Task to complete: According to the passage about Donald G. McNeil Jr.'s departure from The Times, how many Times staffers signed the protest letter?

Passage shown:
Late last week, Donald G. McNeil Jr., a veteran science reporter for The Times, abruptly departed from his job following the revelation that he had uttered a racial slur while on a New York Times trip to Peru for high school students. In the course of a dinner discussion, he was asked by a student whether a 12-year-old should have been suspended by her school for making a video in which she had used a racial slur.
In a written apology to staff, McNeil explained what happened next: “To understand what was in the video, I asked if she had called someone else the slur or whether she was rapping or quoting a book title. In asking the question, I used the slur itself.” ...
In an initial note to staff, editor-in-chief Dean Baquet noted that, after conducting an investigation, he was satisfied that McNeil had not used the slur maliciously and that it was not a firing offense. In response, more than 150 Times staffers signed a protest letter. A few days later, Baquet and managing editor Joe Kahn reached a different decision.
“We do not tolerate racist language regardless of intent,” they wrote on Friday afternoon. ...
The Times has never previously been shy about citing racial slurs in order to explain a point. Here is a famous quote by the late Republican strategist Lee Atwater that has appeared at least seven times in The Times, most recently in 2019, precisely because it powerfully illuminates the mindset of a crucial political player.
“You start out in 1954 by saying, ‘Nigger, nigger, nigger.’ By 1968 you can’t say ‘nigger’ — that hurts you, backfires. So you say stuff like, uh, ‘forced busing,’ ‘states’ rights’ and all that stuff.” ...
Is this now supposed to be a scandal? ...
We are living in a period of competing moral certitudes, of people who are awfully sure they’re right and fully prepared to be awful about it. Hence the culture of cancellations, firings, public humiliations and increasingly unforgiving judgments. The role of good journalism should be to lead us out of this dark defile. Last week, we went deeper into it.
I've heard this before, but didn't know the NY Times published pro-lynching articles.

Page segmentation data:
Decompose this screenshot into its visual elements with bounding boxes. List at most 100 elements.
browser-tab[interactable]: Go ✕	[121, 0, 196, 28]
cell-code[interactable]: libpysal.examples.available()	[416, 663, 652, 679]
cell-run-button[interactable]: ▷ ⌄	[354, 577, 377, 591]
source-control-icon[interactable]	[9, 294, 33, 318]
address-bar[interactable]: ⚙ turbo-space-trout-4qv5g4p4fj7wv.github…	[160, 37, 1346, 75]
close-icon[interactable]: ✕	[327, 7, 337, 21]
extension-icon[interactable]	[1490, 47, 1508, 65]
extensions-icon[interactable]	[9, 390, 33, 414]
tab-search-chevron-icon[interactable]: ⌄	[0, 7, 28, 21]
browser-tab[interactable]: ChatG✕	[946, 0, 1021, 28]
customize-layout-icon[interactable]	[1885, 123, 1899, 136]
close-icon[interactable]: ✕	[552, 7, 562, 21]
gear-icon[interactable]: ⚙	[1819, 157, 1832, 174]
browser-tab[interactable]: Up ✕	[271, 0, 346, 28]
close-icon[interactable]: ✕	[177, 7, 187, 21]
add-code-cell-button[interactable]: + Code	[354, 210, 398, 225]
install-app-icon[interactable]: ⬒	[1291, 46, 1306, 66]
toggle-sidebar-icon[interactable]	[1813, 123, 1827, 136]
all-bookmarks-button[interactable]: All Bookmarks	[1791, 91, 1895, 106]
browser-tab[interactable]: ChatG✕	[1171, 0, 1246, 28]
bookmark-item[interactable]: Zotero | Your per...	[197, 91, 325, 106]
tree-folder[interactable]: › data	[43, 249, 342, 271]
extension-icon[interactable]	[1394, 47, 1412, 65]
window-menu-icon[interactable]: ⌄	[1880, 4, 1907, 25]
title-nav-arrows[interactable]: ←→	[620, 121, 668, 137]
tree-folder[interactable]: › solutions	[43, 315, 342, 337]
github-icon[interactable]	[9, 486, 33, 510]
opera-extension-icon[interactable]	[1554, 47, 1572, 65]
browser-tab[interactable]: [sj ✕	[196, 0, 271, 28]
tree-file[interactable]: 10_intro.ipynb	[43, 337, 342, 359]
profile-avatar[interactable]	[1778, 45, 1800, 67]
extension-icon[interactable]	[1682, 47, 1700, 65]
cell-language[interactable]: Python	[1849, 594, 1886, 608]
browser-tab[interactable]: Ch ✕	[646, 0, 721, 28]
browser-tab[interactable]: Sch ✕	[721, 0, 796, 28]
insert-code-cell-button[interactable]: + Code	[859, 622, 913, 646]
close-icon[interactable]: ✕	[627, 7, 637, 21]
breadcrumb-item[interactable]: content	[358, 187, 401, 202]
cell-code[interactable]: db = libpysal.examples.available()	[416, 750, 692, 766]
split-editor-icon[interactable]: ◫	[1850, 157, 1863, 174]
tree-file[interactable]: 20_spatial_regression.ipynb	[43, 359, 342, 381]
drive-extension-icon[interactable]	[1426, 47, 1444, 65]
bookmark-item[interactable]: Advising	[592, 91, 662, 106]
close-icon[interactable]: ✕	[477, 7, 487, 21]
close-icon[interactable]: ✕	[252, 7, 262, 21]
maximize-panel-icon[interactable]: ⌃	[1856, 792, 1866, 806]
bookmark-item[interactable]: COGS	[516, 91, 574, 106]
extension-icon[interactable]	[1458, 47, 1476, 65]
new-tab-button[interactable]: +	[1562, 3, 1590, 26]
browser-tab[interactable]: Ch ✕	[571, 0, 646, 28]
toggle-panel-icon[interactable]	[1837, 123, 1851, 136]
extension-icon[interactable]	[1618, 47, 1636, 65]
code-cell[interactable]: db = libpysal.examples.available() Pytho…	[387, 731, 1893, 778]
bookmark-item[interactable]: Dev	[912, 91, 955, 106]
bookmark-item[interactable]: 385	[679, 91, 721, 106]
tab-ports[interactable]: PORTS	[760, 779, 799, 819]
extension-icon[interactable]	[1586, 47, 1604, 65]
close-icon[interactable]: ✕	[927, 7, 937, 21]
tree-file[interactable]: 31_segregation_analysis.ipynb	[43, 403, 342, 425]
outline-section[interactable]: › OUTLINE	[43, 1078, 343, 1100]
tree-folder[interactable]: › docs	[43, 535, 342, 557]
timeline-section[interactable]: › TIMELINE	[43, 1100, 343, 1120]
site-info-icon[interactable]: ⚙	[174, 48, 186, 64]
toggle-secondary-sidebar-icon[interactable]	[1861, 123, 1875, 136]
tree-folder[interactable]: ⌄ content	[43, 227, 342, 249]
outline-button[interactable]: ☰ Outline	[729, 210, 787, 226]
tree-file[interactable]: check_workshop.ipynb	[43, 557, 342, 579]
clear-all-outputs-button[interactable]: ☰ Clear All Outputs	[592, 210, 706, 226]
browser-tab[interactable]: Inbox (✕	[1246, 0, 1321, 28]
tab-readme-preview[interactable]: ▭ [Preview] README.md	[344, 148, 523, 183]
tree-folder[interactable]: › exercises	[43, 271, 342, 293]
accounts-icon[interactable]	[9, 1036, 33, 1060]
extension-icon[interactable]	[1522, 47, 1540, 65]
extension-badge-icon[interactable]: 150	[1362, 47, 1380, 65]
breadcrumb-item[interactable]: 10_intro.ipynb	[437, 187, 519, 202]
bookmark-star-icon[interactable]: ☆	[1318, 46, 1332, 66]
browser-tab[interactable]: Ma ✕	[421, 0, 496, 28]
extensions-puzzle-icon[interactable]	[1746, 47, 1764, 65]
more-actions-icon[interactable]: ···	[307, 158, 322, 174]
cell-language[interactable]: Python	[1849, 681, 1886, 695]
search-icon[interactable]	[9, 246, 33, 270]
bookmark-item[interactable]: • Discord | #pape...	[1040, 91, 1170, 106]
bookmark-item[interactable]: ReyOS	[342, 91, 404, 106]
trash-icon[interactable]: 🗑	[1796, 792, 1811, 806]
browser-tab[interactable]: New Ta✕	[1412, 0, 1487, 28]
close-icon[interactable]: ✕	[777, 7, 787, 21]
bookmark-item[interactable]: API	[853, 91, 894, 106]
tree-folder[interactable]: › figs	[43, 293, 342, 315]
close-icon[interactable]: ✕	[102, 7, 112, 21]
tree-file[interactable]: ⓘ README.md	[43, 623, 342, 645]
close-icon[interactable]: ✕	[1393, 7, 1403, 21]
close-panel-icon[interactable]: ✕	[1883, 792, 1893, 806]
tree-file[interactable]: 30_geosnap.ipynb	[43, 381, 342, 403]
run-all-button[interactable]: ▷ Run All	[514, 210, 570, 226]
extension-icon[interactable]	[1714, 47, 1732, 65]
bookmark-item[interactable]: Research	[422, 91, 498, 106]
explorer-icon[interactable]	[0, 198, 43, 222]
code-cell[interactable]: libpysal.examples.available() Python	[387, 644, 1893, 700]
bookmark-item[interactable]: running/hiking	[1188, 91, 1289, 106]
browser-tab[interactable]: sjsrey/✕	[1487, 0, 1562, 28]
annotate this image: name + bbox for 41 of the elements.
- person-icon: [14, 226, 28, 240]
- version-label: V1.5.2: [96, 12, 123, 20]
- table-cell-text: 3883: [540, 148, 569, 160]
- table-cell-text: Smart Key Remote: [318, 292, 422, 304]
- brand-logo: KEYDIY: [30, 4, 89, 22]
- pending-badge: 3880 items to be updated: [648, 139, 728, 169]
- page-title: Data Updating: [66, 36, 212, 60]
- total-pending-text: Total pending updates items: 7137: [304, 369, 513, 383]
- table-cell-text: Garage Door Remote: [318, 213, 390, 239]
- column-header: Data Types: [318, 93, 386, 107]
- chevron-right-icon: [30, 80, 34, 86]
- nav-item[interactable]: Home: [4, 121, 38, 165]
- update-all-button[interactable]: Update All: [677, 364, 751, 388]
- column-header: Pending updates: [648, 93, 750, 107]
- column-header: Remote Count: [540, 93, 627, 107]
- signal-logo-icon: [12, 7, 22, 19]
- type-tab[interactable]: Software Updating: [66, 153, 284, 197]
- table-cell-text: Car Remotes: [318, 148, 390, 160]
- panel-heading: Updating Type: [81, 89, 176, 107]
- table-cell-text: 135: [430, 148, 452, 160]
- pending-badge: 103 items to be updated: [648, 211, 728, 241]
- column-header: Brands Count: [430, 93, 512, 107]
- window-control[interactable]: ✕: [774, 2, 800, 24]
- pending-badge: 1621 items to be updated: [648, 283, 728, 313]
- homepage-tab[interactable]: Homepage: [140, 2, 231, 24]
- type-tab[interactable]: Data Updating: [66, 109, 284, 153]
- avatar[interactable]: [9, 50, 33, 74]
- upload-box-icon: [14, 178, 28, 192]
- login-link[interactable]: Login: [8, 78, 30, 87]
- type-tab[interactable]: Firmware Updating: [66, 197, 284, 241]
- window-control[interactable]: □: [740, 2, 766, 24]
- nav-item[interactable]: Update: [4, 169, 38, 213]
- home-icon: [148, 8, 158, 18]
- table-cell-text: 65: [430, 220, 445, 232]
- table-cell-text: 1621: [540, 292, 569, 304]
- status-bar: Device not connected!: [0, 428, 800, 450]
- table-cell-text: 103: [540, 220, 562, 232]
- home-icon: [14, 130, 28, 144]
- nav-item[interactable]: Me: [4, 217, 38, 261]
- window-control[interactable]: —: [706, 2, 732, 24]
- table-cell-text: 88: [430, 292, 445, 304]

Reply: More than 150 Times staffers signed it.